[EXERCISE OBJECTIVE]:
Exclude all pictures, then copy each of the records exactly as written.

[ENTRIES PROVIDED]:
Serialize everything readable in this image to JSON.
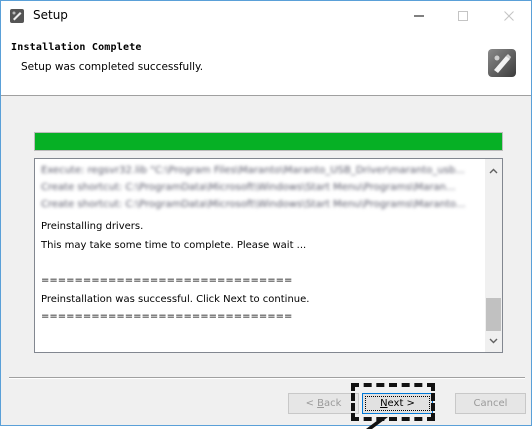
{
  "window": {
    "title": "Setup",
    "minimize_glyph": "—",
    "maximize_glyph": "☐",
    "close_glyph": "✕"
  },
  "header": {
    "title": "Installation Complete",
    "subtitle": "Setup was completed successfully.",
    "icon": "installer-disk-icon"
  },
  "progress": {
    "percent": 100,
    "color": "#06b025"
  },
  "log": {
    "blurred_lines": [
      "Execute: regsvr32.lib \"C:\\Program Files\\Maranto\\Maranto_USB_Driver\\maranto_usb...",
      "Create shortcut: C:\\ProgramData\\Microsoft\\Windows\\Start Menu\\Programs\\Maran...",
      "Create shortcut: C:\\ProgramData\\Microsoft\\Windows\\Start Menu\\Programs\\Maranto..."
    ],
    "lines": [
      "Preinstalling drivers.",
      "This may take some time to complete. Please wait ...",
      "",
      "==============================",
      "Preinstallation was successful. Click Next to continue.",
      "=============================="
    ],
    "scroll_up_icon": "scroll-up-arrow",
    "scroll_down_icon": "scroll-down-arrow"
  },
  "buttons": {
    "back_prefix": "< ",
    "back_accel": "B",
    "back_rest": "ack",
    "next_accel": "N",
    "next_rest": "ext >",
    "cancel": "Cancel"
  },
  "colors": {
    "accent": "#0078d7",
    "progress": "#06b025"
  }
}
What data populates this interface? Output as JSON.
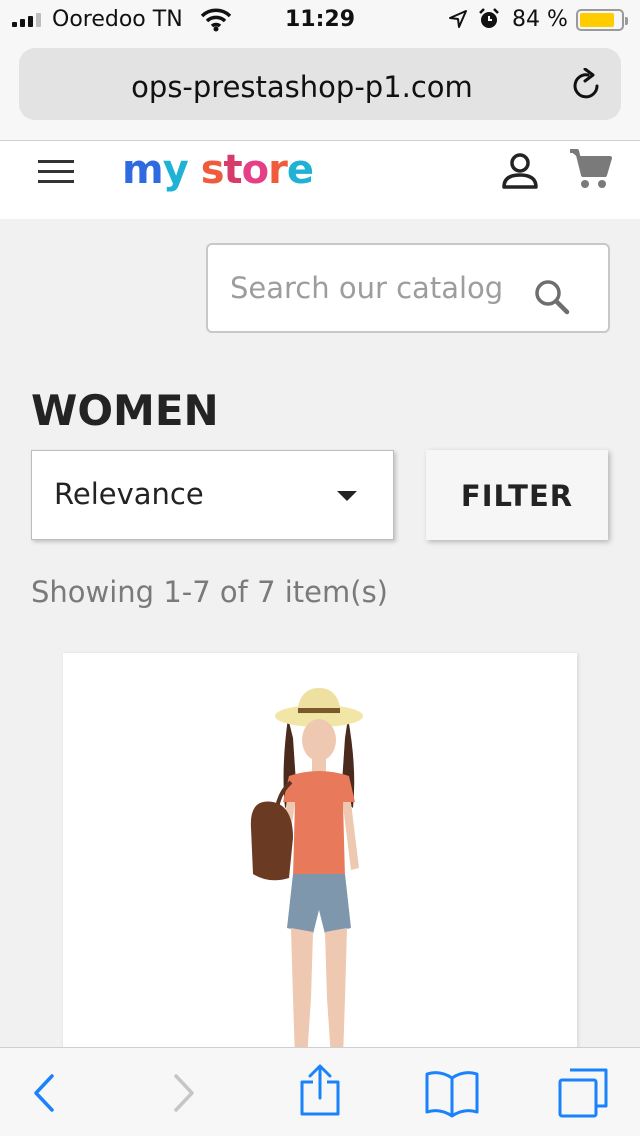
{
  "status_bar": {
    "carrier": "Ooredoo TN",
    "time": "11:29",
    "battery_percent": "84 %",
    "battery_level": 0.84,
    "icons": [
      "signal-icon",
      "wifi-icon",
      "location-icon",
      "alarm-icon",
      "battery-icon"
    ]
  },
  "browser": {
    "url": "ops-prestashop-p1.com",
    "icons": [
      "reload-icon",
      "back-icon",
      "forward-icon",
      "share-icon",
      "bookmarks-icon",
      "tabs-icon"
    ]
  },
  "header": {
    "logo": "my store",
    "icons": [
      "menu-icon",
      "user-icon",
      "cart-icon"
    ]
  },
  "search": {
    "placeholder": "Search our catalog"
  },
  "category": {
    "title": "WOMEN"
  },
  "sort": {
    "selected": "Relevance"
  },
  "filter": {
    "label": "FILTER"
  },
  "results": {
    "summary": "Showing 1-7 of 7 item(s)"
  },
  "colors": {
    "page_background": "#f1f1f1",
    "battery": "#ffcc00",
    "toolbar_icon": "#1a82fb"
  }
}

[RESULT OF THIS EXERCISE]:
Serialize everything readable in this image to JSON.
{
  "window": {
    "title": "Setup",
    "minimize_glyph": "—",
    "maximize_glyph": "☐",
    "close_glyph": "✕"
  },
  "header": {
    "title": "Installation Complete",
    "subtitle": "Setup was completed successfully.",
    "icon": "installer-disk-icon"
  },
  "progress": {
    "percent": 100,
    "color": "#06b025"
  },
  "log": {
    "blurred_lines": [
      "Execute: regsvr32.lib \"C:\\Program Files\\Maranto\\Maranto_USB_Driver\\maranto_usb...",
      "Create shortcut: C:\\ProgramData\\Microsoft\\Windows\\Start Menu\\Programs\\Maran...",
      "Create shortcut: C:\\ProgramData\\Microsoft\\Windows\\Start Menu\\Programs\\Maranto..."
    ],
    "lines": [
      "Preinstalling drivers.",
      "This may take some time to complete. Please wait ...",
      "",
      "==============================",
      "Preinstallation was successful. Click Next to continue.",
      "=============================="
    ],
    "scroll_up_icon": "scroll-up-arrow",
    "scroll_down_icon": "scroll-down-arrow"
  },
  "buttons": {
    "back_prefix": "< ",
    "back_accel": "B",
    "back_rest": "ack",
    "next_accel": "N",
    "next_rest": "ext >",
    "cancel": "Cancel"
  },
  "colors": {
    "accent": "#0078d7",
    "progress": "#06b025"
  }
}
What data populates this interface? Output as JSON.
{
  "status_bar": {
    "carrier": "Ooredoo TN",
    "time": "11:29",
    "battery_percent": "84 %",
    "battery_level": 0.84,
    "icons": [
      "signal-icon",
      "wifi-icon",
      "location-icon",
      "alarm-icon",
      "battery-icon"
    ]
  },
  "browser": {
    "url": "ops-prestashop-p1.com",
    "icons": [
      "reload-icon",
      "back-icon",
      "forward-icon",
      "share-icon",
      "bookmarks-icon",
      "tabs-icon"
    ]
  },
  "header": {
    "logo": "my store",
    "icons": [
      "menu-icon",
      "user-icon",
      "cart-icon"
    ]
  },
  "search": {
    "placeholder": "Search our catalog"
  },
  "category": {
    "title": "WOMEN"
  },
  "sort": {
    "selected": "Relevance"
  },
  "filter": {
    "label": "FILTER"
  },
  "results": {
    "summary": "Showing 1-7 of 7 item(s)"
  },
  "colors": {
    "page_background": "#f1f1f1",
    "battery": "#ffcc00",
    "toolbar_icon": "#1a82fb"
  }
}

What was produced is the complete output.